Records provided.
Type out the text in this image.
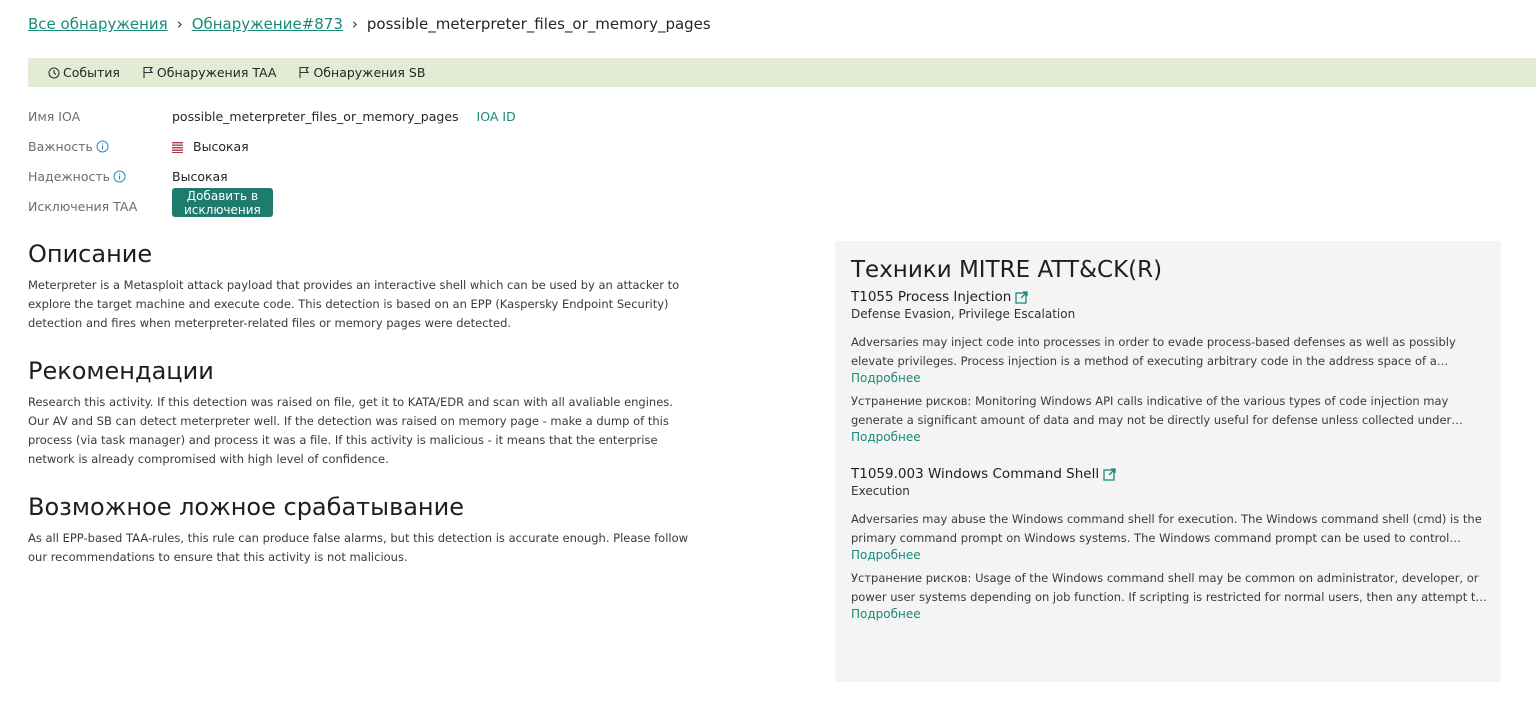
Все обнаружения › Обнаружение#873 › possible_meterpreter_files_or_memory_pages
События	Обнаружения TAA	Обнаружения SB
Имя IOA	possible_meterpreter_files_or_memory_pages IOA ID
Важность	Высокая
Надежность	Высокая
Исключения TAA
Добавить в исключения
Описание

Meterpreter is a Metasploit attack payload that provides an interactive shell which can be used by an attacker to explore the target machine and execute code. This detection is based on an EPP (Kaspersky Endpoint Security) detection and fires when meterpreter-related files or memory pages were detected.

Рекомендации

Research this activity. If this detection was raised on file, get it to KATA/EDR and scan with all avaliable engines. Our AV and SB can detect meterpreter well. If the detection was raised on memory page - make a dump of this process (via task manager) and process it was a file. If this activity is malicious - it means that the enterprise network is already compromised with high level of confidence.

Возможное ложное срабатывание

As all EPP-based TAA-rules, this rule can produce false alarms, but this detection is accurate enough. Please follow our recommendations to ensure that this activity is not malicious.

Техники MITRE ATT&CK(R)
T1055 Process Injection
Defense Evasion, Privilege Escalation
Adversaries may inject code into processes in order to evade process-based defenses as well as possibly elevate privileges. Process injection is a method of executing arbitrary code in the address space of a
Подробнее
Устранение рисков: Monitoring Windows API calls indicative of the various types of code injection may generate a significant amount of data and may not be directly useful for defense unless collected under
Подробнее
T1059.003 Windows Command Shell
Execution
Adversaries may abuse the Windows command shell for execution. The Windows command shell (cmd) is the primary command prompt on Windows systems. The Windows command prompt can be used to control
Подробнее
Устранение рисков: Usage of the Windows command shell may be common on administrator, developer, or power user systems depending on job function. If scripting is restricted for normal users, then any attempt to
Подробнее
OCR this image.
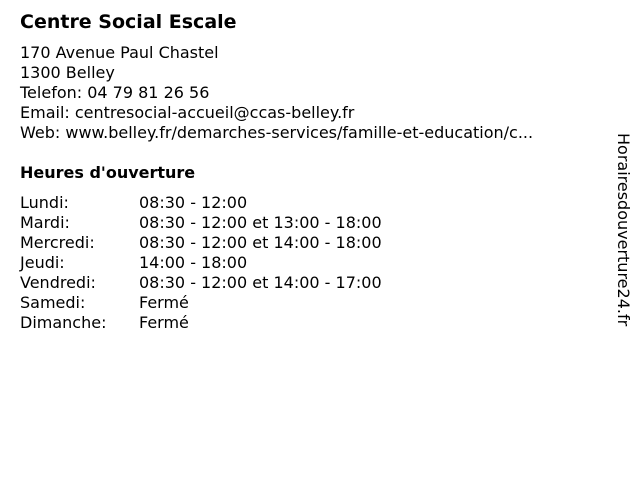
Centre Social Escale
170 Avenue Paul Chastel
1300 Belley
Telefon: 04 79 81 26 56
Email: centresocial-accueil@ccas-belley.fr
Web: www.belley.fr/demarches-services/famille-et-education/c...
Heures d'ouverture
Lundi:	08:30 - 12:00
Mardi:	08:30 - 12:00 et 13:00 - 18:00
Mercredi:	08:30 - 12:00 et 14:00 - 18:00
Jeudi:	14:00 - 18:00
Vendredi:	08:30 - 12:00 et 14:00 - 17:00
Samedi:	Fermé
Dimanche:	Fermé	Horairesdouverture24.fr
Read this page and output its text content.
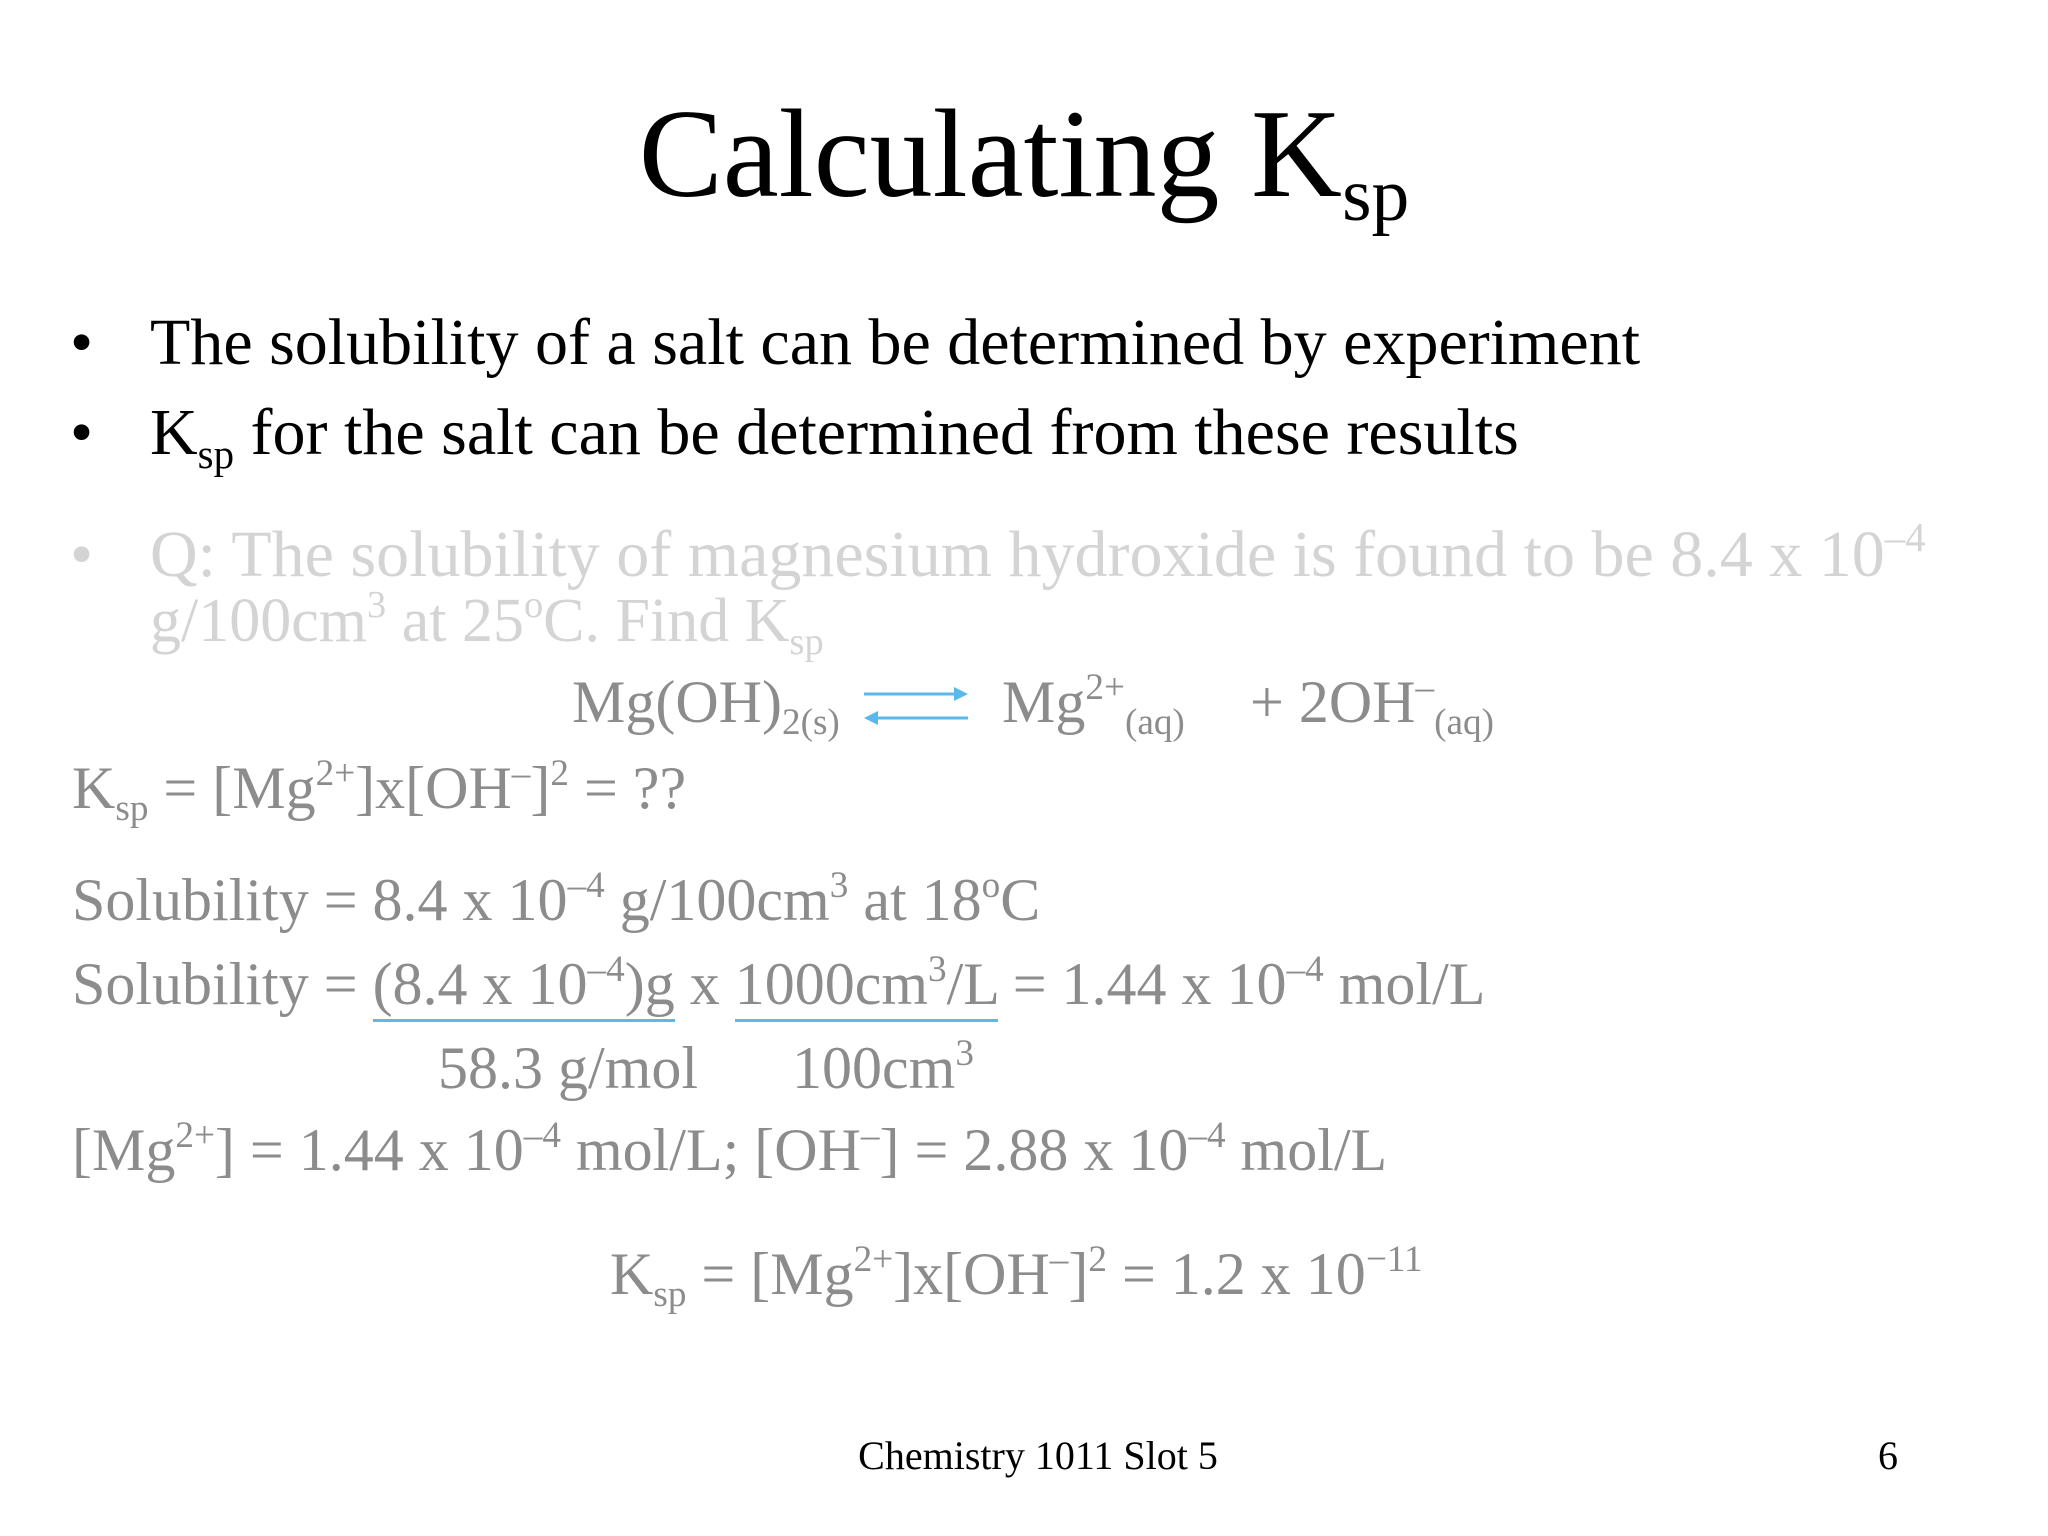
Calculating $K_{sp}$
• The solubility of a salt can be determined by experiment
• $K_{sp}$ for the salt can be determined from these results
• Q: The solubility of magnesium hydroxide is found to be 8.4 x $10^{-4}$
$g/100cm^3$ at 25$^o$C. Find $K_{sp}$
$Mg(OH)_{2(s)}$	$Mg^{2+}_{(aq)} + 2OH^-_{(aq)}$
$K_{sp} = [Mg^{2+}]x[OH^-]^2$ = ??
Solubility = 8.4 x $10^{-4}$ $g/100cm^3$ at 18$^o$C
Solubility = (8.4 x $10^{-4})g$ x $1000cm^3/L = 1.44$ x $10^{-4}$ mol/L
58.3 g/mol $100cm^3$
$[Mg^{2+}] = 1.44$ x $10^{-4}$ mol/L; [OH–] = 2.88 x $10^{-4}$ mol/L
$K_{sp} = [Mg^{2+}]x[OH^-]^2 = 1.2$ x $10^{-11}$
Chemistry 1011 Slot 5	6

Request. All of the material above is to be copied exactly, except for its images.

Written solution.
Type out the text in this image.
Все обнаружения › Обнаружение#873 › possible_meterpreter_files_or_memory_pages
События	Обнаружения TAA	Обнаружения SB
Имя IOA	possible_meterpreter_files_or_memory_pages IOA ID
Важность	Высокая
Надежность	Высокая
Исключения TAA
Добавить в исключения
Описание

Meterpreter is a Metasploit attack payload that provides an interactive shell which can be used by an attacker to explore the target machine and execute code. This detection is based on an EPP (Kaspersky Endpoint Security) detection and fires when meterpreter-related files or memory pages were detected.

Рекомендации

Research this activity. If this detection was raised on file, get it to KATA/EDR and scan with all avaliable engines. Our AV and SB can detect meterpreter well. If the detection was raised on memory page - make a dump of this process (via task manager) and process it was a file. If this activity is malicious - it means that the enterprise network is already compromised with high level of confidence.

Возможное ложное срабатывание

As all EPP-based TAA-rules, this rule can produce false alarms, but this detection is accurate enough. Please follow our recommendations to ensure that this activity is not malicious.

Техники MITRE ATT&CK(R)
T1055 Process Injection
Defense Evasion, Privilege Escalation
Adversaries may inject code into processes in order to evade process-based defenses as well as possibly elevate privileges. Process injection is a method of executing arbitrary code in the address space of a
Подробнее
Устранение рисков: Monitoring Windows API calls indicative of the various types of code injection may generate a significant amount of data and may not be directly useful for defense unless collected under
Подробнее
T1059.003 Windows Command Shell
Execution
Adversaries may abuse the Windows command shell for execution. The Windows command shell (cmd) is the primary command prompt on Windows systems. The Windows command prompt can be used to control
Подробнее
Устранение рисков: Usage of the Windows command shell may be common on administrator, developer, or power user systems depending on job function. If scripting is restricted for normal users, then any attempt to
Подробнее
OCR this image.
Centre Social Escale
170 Avenue Paul Chastel
1300 Belley
Telefon: 04 79 81 26 56
Email: centresocial-accueil@ccas-belley.fr
Web: www.belley.fr/demarches-services/famille-et-education/c...
Heures d'ouverture
Lundi:	08:30 - 12:00
Mardi:	08:30 - 12:00 et 13:00 - 18:00
Mercredi:	08:30 - 12:00 et 14:00 - 18:00
Jeudi:	14:00 - 18:00
Vendredi:	08:30 - 12:00 et 14:00 - 17:00
Samedi:	Fermé
Dimanche:	Fermé	Horairesdouverture24.fr
Read this page and output its text content.
Calculating $K_{sp}$
• The solubility of a salt can be determined by experiment
• $K_{sp}$ for the salt can be determined from these results
• Q: The solubility of magnesium hydroxide is found to be 8.4 x $10^{-4}$
$g/100cm^3$ at 25$^o$C. Find $K_{sp}$
$Mg(OH)_{2(s)}$	$Mg^{2+}_{(aq)} + 2OH^-_{(aq)}$
$K_{sp} = [Mg^{2+}]x[OH^-]^2$ = ??
Solubility = 8.4 x $10^{-4}$ $g/100cm^3$ at 18$^o$C
Solubility = (8.4 x $10^{-4})g$ x $1000cm^3/L = 1.44$ x $10^{-4}$ mol/L
58.3 g/mol $100cm^3$
$[Mg^{2+}] = 1.44$ x $10^{-4}$ mol/L; [OH–] = 2.88 x $10^{-4}$ mol/L
$K_{sp} = [Mg^{2+}]x[OH^-]^2 = 1.2$ x $10^{-11}$
Chemistry 1011 Slot 5	6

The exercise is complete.